_THE REQUEST_.
Pick out each line in these entries that contains the string "Steering".

_RECORDED INFORMATION_.

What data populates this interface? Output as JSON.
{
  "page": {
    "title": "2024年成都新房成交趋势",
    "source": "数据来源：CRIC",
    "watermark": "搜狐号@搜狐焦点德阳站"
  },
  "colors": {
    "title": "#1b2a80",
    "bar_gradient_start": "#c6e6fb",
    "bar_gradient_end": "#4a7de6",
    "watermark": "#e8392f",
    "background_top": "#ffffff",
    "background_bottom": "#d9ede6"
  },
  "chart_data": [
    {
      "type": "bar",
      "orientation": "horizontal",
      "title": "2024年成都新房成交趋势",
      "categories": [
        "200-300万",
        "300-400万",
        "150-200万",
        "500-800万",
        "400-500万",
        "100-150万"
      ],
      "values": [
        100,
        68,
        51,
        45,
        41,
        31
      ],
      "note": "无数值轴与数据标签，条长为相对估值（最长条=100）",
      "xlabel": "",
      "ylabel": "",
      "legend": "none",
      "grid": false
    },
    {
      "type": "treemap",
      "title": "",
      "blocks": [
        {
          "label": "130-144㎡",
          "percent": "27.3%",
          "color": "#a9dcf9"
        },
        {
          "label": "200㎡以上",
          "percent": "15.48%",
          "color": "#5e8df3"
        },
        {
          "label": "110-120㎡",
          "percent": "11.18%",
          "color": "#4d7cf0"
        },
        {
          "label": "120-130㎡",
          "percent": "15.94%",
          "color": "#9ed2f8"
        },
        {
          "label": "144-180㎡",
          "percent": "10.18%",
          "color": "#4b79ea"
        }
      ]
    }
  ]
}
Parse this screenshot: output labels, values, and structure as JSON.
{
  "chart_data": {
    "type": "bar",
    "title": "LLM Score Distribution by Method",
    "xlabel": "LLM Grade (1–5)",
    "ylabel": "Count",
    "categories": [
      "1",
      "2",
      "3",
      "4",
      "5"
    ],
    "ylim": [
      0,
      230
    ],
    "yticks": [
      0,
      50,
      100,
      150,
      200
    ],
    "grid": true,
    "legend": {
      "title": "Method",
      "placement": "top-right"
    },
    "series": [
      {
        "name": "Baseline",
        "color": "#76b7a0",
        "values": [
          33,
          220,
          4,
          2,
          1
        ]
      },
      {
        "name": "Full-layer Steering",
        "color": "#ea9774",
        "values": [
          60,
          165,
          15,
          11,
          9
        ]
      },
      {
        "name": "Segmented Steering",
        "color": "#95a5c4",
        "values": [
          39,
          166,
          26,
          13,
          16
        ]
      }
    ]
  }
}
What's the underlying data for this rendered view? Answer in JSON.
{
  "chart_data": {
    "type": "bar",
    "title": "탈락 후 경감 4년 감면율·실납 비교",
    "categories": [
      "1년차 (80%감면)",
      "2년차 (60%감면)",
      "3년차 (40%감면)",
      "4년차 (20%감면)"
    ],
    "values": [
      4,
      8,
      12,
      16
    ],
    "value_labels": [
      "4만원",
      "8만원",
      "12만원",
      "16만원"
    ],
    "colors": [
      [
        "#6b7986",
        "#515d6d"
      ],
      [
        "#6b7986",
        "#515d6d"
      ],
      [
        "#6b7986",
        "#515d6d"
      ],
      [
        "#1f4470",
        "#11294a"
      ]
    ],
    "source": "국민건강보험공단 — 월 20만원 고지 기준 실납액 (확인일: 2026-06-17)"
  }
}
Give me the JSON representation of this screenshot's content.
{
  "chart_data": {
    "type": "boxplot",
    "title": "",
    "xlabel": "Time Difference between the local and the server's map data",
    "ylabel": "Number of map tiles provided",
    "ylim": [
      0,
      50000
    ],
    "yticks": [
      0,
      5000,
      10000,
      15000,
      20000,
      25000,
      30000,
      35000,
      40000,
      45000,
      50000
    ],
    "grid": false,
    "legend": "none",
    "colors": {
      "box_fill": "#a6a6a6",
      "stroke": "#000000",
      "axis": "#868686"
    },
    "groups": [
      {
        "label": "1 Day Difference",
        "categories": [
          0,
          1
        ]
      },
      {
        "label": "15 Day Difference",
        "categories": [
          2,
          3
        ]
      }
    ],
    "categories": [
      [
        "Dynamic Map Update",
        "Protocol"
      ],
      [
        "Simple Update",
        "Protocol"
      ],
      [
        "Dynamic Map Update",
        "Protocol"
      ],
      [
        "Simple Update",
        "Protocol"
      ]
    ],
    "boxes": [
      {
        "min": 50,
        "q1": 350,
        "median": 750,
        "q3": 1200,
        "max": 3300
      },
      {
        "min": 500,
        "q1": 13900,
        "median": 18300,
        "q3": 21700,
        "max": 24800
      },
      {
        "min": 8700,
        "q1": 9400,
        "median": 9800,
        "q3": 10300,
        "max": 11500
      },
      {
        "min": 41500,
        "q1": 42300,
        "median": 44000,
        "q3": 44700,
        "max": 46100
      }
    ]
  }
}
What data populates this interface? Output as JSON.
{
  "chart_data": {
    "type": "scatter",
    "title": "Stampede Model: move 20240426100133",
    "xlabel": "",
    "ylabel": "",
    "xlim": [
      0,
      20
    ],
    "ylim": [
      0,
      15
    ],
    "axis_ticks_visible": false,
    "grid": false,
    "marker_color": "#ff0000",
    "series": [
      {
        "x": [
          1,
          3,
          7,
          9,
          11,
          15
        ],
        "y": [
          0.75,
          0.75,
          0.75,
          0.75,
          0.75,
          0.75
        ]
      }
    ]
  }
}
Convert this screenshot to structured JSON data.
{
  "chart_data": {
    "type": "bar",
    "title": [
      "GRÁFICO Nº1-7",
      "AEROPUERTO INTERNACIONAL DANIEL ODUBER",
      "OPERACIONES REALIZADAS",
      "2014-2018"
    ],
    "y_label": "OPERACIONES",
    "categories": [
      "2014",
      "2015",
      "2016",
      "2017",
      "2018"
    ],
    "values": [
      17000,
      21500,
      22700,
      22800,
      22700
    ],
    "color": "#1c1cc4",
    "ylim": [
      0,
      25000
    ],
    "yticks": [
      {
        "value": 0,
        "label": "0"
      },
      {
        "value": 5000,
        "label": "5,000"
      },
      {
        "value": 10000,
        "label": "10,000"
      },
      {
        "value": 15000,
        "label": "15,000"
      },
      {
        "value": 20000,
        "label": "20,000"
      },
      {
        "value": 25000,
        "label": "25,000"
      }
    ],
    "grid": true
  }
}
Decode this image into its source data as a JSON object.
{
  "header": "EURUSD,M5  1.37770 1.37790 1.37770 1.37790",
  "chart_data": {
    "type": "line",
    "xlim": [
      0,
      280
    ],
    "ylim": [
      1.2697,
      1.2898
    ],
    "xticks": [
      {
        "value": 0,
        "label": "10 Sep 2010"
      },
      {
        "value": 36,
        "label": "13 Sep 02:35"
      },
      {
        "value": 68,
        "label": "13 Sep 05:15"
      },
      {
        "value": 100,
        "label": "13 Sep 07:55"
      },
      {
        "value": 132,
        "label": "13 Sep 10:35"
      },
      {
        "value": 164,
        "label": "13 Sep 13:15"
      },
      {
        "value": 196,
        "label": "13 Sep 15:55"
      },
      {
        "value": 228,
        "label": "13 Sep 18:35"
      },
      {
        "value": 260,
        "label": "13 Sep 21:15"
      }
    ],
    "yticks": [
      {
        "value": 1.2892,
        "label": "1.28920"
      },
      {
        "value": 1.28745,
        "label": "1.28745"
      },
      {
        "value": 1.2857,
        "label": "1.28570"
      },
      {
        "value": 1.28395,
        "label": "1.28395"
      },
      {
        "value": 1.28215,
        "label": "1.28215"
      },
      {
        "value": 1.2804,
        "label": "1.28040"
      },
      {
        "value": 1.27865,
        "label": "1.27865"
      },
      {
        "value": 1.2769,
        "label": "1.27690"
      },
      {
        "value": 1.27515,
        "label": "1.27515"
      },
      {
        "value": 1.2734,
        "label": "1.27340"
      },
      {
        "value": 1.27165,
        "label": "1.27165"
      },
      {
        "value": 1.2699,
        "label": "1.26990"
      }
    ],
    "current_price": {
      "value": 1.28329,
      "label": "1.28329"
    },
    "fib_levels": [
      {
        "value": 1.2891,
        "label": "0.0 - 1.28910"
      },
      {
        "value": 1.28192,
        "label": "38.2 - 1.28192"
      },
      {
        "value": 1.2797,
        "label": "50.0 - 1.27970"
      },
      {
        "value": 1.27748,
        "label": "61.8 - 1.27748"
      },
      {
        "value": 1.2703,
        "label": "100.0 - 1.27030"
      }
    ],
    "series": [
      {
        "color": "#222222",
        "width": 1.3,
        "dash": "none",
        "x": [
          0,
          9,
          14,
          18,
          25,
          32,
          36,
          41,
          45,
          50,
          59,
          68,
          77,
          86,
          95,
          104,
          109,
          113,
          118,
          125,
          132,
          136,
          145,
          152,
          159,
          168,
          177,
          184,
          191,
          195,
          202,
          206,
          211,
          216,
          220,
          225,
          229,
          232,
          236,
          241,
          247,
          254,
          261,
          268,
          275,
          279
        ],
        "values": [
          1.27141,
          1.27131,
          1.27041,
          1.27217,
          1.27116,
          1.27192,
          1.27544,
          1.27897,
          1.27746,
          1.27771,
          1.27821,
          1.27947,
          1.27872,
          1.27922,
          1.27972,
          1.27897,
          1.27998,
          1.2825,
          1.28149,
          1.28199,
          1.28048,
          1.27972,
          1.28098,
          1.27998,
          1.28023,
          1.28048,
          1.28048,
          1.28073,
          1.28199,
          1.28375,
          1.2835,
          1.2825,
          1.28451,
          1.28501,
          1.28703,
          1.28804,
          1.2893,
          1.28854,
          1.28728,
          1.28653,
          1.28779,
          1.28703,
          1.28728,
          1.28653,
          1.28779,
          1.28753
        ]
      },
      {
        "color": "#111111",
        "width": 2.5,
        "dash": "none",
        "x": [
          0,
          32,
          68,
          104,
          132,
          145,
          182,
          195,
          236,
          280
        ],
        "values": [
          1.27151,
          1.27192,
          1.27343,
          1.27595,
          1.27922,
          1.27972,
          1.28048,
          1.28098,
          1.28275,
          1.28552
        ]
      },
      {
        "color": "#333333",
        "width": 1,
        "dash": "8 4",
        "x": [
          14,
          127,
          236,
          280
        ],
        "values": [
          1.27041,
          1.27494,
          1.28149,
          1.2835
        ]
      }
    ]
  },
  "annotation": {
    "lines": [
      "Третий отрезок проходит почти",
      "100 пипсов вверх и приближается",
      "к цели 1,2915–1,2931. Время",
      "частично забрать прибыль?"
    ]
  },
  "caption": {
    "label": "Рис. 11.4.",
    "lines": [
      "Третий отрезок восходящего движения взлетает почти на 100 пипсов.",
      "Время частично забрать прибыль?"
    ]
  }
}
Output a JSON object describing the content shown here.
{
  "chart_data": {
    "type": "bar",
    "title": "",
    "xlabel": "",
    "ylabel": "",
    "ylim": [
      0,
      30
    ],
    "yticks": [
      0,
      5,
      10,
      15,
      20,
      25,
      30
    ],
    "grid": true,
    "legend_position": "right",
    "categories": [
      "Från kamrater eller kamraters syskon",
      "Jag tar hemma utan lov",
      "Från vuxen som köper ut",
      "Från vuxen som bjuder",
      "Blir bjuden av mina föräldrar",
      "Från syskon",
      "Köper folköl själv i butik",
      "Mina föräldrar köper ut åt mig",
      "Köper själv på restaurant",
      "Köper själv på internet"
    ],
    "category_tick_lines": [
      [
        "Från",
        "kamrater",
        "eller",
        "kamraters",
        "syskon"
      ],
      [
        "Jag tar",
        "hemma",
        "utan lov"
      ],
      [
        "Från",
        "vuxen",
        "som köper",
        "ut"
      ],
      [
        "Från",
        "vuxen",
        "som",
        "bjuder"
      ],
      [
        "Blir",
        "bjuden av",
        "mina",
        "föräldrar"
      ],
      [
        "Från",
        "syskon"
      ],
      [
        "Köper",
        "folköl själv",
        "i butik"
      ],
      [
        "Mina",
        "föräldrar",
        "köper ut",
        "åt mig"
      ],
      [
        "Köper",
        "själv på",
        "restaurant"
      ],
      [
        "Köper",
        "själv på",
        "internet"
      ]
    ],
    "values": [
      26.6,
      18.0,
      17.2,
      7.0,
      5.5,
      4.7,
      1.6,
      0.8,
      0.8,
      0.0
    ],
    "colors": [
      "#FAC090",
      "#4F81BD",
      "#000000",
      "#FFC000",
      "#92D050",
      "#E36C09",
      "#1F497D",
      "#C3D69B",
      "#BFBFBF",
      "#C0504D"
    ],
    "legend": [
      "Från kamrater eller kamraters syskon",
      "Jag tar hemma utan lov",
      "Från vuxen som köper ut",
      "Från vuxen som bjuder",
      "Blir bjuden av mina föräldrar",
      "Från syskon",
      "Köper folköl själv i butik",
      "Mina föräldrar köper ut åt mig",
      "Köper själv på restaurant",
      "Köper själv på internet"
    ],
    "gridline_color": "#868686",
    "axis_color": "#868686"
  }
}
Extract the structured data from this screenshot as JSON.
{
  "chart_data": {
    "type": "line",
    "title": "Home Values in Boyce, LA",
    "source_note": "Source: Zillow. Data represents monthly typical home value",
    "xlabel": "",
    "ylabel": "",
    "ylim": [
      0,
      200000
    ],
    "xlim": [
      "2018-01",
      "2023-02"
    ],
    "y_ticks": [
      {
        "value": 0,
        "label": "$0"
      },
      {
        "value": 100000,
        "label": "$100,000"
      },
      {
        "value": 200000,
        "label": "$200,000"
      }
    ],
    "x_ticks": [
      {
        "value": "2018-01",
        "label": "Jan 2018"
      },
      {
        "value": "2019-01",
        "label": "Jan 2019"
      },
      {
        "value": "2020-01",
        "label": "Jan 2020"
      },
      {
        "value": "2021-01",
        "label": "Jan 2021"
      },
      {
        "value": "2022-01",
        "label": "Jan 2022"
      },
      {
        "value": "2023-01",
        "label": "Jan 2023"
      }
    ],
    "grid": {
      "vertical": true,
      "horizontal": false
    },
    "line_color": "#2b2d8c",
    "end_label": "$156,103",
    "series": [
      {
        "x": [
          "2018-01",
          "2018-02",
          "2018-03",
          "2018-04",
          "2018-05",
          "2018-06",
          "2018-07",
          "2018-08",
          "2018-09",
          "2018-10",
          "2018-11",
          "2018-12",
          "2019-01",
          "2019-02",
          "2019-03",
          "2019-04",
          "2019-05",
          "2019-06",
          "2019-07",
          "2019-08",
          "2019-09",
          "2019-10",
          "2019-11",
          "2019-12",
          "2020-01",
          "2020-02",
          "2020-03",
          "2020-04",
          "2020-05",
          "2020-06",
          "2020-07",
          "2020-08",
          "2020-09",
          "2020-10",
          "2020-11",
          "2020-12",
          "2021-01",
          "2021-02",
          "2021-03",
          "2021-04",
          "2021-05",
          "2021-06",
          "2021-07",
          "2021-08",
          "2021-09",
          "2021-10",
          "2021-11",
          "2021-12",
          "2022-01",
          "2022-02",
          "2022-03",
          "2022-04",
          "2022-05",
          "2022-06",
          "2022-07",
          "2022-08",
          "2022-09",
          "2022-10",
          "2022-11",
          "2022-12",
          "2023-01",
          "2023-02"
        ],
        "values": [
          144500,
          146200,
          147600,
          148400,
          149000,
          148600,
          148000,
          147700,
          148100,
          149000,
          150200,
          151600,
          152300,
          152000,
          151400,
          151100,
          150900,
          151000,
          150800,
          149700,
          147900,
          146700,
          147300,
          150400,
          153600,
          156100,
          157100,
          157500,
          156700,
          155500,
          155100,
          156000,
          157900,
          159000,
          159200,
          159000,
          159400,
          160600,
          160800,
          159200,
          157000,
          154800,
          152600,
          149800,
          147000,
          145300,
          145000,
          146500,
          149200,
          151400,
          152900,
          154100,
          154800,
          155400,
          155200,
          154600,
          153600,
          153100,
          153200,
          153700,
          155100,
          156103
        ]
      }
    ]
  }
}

_THE RESPONSE_.
        "name": "Full-layer Steering",
        "name": "Segmented Steering",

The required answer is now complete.